(The exercise)
Reproduce every entry exactly as shown.

(Provided data)
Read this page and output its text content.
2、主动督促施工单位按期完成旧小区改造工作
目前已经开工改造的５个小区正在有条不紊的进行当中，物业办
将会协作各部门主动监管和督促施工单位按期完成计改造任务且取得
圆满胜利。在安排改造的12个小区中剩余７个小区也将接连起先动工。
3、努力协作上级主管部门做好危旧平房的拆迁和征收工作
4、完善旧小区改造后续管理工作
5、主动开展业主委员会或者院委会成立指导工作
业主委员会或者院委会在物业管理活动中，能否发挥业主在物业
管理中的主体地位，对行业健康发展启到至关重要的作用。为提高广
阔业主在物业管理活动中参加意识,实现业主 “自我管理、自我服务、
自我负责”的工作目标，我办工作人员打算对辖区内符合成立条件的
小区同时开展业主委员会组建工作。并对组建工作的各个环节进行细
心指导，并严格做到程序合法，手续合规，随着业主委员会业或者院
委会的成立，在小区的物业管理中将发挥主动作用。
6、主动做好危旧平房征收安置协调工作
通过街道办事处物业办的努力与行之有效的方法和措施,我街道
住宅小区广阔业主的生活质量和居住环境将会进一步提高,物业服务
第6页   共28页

(Solution to this problem)
Read this page and output its text content.
2、主动督促施工单位按期完成旧小区改造工作
目前已经开工改造的５个小区正在有条不紊的进行当中，物业办
将会协作各部门主动监管和督促施工单位按期完成计改造任务且取得
圆满胜利。在安排改造的12个小区中剩余７个小区也将接连起先动工。
3、努力协作上级主管部门做好危旧平房的拆迁和征收工作
4、完善旧小区改造后续管理工作
5、主动开展业主委员会或者院委会成立指导工作
业主委员会或者院委会在物业管理活动中，能否发挥业主在物业
管理中的主体地位，对行业健康发展启到至关重要的作用。为提高广
阔业主在物业管理活动中参加意识,实现业主 “自我管理、自我服务、
自我负责”的工作目标，我办工作人员打算对辖区内符合成立条件的
小区同时开展业主委员会组建工作。并对组建工作的各个环节进行细
心指导，并严格做到程序合法，手续合规，随着业主委员会业或者院
委会的成立，在小区的物业管理中将发挥主动作用。
6、主动做好危旧平房征收安置协调工作
通过街道办事处物业办的努力与行之有效的方法和措施,我街道
住宅小区广阔业主的生活质量和居住环境将会进一步提高,物业服务
第6页   共28页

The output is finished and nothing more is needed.